Items from a data source:
## BEGIN
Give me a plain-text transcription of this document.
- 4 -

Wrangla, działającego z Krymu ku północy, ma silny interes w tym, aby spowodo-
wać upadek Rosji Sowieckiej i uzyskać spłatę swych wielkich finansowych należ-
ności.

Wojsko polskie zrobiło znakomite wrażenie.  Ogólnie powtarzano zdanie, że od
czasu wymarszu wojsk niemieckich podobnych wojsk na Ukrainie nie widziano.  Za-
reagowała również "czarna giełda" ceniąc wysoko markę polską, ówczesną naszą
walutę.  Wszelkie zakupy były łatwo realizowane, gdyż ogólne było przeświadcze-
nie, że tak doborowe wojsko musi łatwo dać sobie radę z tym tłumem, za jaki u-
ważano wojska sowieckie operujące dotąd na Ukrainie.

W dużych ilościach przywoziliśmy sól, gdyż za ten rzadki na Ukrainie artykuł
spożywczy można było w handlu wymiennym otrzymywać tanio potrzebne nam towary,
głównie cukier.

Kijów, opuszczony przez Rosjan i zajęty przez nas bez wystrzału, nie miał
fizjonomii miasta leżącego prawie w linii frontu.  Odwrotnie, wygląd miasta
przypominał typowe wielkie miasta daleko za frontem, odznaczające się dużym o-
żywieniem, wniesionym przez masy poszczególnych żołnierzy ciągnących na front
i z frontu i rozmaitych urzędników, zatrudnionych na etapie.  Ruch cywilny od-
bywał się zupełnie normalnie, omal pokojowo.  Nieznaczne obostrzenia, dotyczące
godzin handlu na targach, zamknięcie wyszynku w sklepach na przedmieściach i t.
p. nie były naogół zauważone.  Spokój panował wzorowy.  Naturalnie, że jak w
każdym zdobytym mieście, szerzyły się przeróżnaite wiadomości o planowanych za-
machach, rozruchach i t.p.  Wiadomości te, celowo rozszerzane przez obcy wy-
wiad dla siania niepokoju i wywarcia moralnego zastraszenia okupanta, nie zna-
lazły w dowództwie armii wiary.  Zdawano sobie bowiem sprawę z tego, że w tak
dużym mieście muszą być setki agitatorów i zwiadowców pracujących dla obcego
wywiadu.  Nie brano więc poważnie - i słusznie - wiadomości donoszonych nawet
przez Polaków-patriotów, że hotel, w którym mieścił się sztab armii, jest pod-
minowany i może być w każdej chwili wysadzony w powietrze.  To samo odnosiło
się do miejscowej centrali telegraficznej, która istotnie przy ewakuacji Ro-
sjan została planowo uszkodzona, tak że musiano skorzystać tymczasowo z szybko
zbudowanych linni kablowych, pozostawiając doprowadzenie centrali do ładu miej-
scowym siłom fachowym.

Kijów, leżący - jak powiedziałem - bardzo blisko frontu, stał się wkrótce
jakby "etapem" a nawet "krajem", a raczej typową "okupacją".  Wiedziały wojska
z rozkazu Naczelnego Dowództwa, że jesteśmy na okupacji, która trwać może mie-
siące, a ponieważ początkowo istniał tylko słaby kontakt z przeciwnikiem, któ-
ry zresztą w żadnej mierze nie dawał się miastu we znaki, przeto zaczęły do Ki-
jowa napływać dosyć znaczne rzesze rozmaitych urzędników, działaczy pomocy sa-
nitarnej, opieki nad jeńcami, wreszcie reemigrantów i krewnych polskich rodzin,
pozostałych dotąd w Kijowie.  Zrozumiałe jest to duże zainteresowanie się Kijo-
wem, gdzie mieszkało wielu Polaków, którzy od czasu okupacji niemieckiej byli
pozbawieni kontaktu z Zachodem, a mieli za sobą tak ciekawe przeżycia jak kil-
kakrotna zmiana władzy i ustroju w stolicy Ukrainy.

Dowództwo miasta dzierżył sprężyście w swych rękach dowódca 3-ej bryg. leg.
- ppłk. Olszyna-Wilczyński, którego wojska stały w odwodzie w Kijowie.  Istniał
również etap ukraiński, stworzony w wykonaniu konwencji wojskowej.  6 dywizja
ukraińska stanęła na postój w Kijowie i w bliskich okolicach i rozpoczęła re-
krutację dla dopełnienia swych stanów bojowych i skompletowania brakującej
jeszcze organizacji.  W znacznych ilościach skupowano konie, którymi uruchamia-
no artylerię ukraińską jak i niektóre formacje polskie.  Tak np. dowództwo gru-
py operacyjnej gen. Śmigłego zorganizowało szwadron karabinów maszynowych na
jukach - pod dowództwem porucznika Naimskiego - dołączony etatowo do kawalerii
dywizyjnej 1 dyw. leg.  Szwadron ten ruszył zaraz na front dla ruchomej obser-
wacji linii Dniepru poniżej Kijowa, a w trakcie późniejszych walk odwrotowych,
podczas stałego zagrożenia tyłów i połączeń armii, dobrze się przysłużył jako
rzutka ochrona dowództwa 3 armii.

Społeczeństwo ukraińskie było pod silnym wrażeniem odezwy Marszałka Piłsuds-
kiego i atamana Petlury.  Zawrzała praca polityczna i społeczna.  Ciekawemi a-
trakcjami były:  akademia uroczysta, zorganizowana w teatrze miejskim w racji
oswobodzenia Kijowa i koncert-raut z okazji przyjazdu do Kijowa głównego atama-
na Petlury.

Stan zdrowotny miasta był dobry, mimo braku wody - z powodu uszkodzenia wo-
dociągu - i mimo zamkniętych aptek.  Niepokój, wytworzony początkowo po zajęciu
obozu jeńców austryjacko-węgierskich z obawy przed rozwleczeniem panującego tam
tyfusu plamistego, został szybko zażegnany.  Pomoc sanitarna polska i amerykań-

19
## END
**Exercise**: State only how many lines in the material include "która".

**Result for this exercise**: 2